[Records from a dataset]
—————
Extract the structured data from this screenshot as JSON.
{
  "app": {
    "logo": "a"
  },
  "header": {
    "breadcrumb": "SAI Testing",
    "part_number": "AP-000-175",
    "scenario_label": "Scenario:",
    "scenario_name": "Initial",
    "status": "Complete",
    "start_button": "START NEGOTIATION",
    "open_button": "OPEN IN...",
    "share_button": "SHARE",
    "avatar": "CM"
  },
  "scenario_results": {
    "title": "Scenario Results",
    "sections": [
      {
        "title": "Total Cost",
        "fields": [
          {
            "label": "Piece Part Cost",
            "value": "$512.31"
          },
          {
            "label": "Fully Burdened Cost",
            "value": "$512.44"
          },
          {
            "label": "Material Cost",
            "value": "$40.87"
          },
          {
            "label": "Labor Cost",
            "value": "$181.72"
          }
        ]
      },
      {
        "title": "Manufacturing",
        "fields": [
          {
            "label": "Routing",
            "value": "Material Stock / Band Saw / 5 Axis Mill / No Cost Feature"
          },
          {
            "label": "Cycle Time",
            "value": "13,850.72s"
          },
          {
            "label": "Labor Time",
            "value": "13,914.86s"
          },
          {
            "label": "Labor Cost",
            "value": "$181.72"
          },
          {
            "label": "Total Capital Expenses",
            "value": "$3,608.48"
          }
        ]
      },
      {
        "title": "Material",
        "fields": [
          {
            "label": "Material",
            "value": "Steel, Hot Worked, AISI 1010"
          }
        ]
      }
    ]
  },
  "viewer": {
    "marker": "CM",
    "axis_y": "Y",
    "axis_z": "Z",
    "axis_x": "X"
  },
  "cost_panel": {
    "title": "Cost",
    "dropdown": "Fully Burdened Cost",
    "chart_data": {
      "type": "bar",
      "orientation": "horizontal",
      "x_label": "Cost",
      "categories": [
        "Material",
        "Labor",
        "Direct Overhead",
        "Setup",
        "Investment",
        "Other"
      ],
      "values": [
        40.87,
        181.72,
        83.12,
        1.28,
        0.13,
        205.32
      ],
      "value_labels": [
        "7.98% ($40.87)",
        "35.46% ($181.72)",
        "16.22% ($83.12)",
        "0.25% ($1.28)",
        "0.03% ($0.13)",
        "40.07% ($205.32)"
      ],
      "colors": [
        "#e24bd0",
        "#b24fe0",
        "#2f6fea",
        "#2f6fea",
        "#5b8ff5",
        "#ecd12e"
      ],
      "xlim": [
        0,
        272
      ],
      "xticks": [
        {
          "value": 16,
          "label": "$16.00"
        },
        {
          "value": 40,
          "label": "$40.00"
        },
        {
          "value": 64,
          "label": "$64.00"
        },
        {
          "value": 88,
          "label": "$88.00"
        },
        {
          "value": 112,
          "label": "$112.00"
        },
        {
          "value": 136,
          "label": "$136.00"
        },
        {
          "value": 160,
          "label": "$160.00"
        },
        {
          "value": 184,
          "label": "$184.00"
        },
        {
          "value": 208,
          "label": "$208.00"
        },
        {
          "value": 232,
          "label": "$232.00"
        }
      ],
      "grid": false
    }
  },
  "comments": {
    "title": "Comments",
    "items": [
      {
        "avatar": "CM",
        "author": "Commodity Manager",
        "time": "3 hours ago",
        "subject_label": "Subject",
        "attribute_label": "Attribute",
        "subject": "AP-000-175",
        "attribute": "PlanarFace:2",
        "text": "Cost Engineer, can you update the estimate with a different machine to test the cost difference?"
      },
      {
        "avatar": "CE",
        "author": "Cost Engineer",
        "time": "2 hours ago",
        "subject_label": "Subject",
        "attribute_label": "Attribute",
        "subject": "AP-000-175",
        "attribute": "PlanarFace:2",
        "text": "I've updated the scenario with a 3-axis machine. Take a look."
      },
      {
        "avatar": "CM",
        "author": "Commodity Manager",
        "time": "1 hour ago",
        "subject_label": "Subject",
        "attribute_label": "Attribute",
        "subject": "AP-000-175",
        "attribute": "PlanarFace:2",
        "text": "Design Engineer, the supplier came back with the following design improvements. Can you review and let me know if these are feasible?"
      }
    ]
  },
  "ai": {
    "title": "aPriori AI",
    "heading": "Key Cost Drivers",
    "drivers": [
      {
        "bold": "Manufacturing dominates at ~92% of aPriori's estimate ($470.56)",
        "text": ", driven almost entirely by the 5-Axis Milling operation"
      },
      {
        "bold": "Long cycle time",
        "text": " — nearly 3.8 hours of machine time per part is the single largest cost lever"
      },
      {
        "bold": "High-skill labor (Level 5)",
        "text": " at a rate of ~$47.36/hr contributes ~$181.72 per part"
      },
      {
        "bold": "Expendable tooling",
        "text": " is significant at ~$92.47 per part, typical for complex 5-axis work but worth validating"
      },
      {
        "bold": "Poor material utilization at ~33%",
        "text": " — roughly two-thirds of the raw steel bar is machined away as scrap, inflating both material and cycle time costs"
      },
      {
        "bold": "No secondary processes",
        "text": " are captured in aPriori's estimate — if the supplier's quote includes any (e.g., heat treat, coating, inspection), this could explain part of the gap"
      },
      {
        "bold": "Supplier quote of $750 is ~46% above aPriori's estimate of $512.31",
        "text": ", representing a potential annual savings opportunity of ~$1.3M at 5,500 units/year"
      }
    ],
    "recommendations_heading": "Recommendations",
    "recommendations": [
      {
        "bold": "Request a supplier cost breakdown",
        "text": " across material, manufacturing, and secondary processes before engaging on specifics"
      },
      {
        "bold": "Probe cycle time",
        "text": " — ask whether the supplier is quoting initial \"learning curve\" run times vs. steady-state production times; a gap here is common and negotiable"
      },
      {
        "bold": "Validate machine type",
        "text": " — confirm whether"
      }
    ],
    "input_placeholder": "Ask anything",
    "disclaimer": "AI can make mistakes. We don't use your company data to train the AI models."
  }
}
—————
### Your objective
Return the lines of the records that include the string "Fully".

### Problem solution
            "label": "Fully Burdened Cost",
    "dropdown": "Fully Burdened Cost",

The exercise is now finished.